---------- Recorded information

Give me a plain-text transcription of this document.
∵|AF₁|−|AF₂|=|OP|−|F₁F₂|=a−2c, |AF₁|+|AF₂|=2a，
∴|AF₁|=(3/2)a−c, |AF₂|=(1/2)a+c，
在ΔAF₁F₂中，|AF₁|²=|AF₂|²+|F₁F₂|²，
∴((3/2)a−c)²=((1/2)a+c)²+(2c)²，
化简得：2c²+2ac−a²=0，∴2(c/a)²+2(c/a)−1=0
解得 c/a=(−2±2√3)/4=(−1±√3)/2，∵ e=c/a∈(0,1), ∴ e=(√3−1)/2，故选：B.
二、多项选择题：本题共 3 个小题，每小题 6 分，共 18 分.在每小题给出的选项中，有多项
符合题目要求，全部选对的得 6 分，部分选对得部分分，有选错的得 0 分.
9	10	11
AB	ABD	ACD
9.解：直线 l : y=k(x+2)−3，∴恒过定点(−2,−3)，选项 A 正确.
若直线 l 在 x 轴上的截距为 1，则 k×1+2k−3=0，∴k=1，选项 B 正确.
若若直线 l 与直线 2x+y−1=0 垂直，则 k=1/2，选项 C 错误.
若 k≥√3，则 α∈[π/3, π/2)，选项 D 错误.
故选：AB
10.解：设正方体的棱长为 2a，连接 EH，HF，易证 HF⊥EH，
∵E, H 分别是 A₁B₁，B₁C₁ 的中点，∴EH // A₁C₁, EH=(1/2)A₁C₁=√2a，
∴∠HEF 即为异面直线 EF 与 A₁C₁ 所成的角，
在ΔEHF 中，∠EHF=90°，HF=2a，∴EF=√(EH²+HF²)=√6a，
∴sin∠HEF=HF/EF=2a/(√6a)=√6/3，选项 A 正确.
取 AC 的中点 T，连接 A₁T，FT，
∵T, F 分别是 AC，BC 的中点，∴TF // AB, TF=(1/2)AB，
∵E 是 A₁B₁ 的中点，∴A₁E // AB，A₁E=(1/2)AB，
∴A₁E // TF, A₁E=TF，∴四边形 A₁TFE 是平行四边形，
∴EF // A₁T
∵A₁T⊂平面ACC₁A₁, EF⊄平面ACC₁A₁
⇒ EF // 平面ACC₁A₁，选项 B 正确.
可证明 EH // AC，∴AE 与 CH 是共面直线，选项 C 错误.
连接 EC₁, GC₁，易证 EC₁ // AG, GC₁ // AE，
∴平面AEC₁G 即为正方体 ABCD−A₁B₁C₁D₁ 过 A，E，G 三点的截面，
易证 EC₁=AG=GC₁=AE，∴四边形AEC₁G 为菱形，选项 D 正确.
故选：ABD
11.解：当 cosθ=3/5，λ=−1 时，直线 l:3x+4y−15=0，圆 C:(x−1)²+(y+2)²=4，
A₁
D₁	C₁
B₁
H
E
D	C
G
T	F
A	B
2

--------------------

Instruction –
Select all lines in the listing above where the word "平面ACC₁A₁" appears, and show them.

Answer below –
∵A₁T⊂平面ACC₁A₁, EF⊄平面ACC₁A₁
⇒ EF // 平面ACC₁A₁，选项 B 正确.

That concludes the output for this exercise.